* [RECORDS]:
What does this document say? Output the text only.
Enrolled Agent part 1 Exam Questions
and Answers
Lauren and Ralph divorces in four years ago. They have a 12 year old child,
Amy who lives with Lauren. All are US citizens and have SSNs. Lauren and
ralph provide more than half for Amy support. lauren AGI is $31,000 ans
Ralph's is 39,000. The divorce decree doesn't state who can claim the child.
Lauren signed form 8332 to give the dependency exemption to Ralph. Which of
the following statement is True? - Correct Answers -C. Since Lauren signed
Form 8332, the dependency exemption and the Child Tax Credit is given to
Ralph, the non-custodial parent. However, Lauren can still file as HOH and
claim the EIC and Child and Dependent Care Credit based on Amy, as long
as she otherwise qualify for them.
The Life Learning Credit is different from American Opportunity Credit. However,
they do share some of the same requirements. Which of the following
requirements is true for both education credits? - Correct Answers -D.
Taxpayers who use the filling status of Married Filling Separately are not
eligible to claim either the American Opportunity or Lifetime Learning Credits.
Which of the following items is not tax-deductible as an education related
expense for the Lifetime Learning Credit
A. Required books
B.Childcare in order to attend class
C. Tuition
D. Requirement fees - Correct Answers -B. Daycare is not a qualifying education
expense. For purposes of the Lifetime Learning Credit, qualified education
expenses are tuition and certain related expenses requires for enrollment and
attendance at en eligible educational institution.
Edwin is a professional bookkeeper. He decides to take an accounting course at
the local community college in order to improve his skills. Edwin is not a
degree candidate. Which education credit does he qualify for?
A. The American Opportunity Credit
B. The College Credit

* [THE REQUEST]: Restate the data above word for word, please.

* [WRITTEN RESPONSE]:
What does this document say? Output the text only.
Enrolled Agent part 1 Exam Questions
and Answers
Lauren and Ralph divorces in four years ago. They have a 12 year old child,
Amy who lives with Lauren. All are US citizens and have SSNs. Lauren and
ralph provide more than half for Amy support. lauren AGI is $31,000 ans
Ralph's is 39,000. The divorce decree doesn't state who can claim the child.
Lauren signed form 8332 to give the dependency exemption to Ralph. Which of
the following statement is True? - Correct Answers -C. Since Lauren signed
Form 8332, the dependency exemption and the Child Tax Credit is given to
Ralph, the non-custodial parent. However, Lauren can still file as HOH and
claim the EIC and Child and Dependent Care Credit based on Amy, as long
as she otherwise qualify for them.
The Life Learning Credit is different from American Opportunity Credit. However,
they do share some of the same requirements. Which of the following
requirements is true for both education credits? - Correct Answers -D.
Taxpayers who use the filling status of Married Filling Separately are not
eligible to claim either the American Opportunity or Lifetime Learning Credits.
Which of the following items is not tax-deductible as an education related
expense for the Lifetime Learning Credit
A. Required books
B.Childcare in order to attend class
C. Tuition
D. Requirement fees - Correct Answers -B. Daycare is not a qualifying education
expense. For purposes of the Lifetime Learning Credit, qualified education
expenses are tuition and certain related expenses requires for enrollment and
attendance at en eligible educational institution.
Edwin is a professional bookkeeper. He decides to take an accounting course at
the local community college in order to improve his skills. Edwin is not a
degree candidate. Which education credit does he qualify for?
A. The American Opportunity Credit
B. The College Credit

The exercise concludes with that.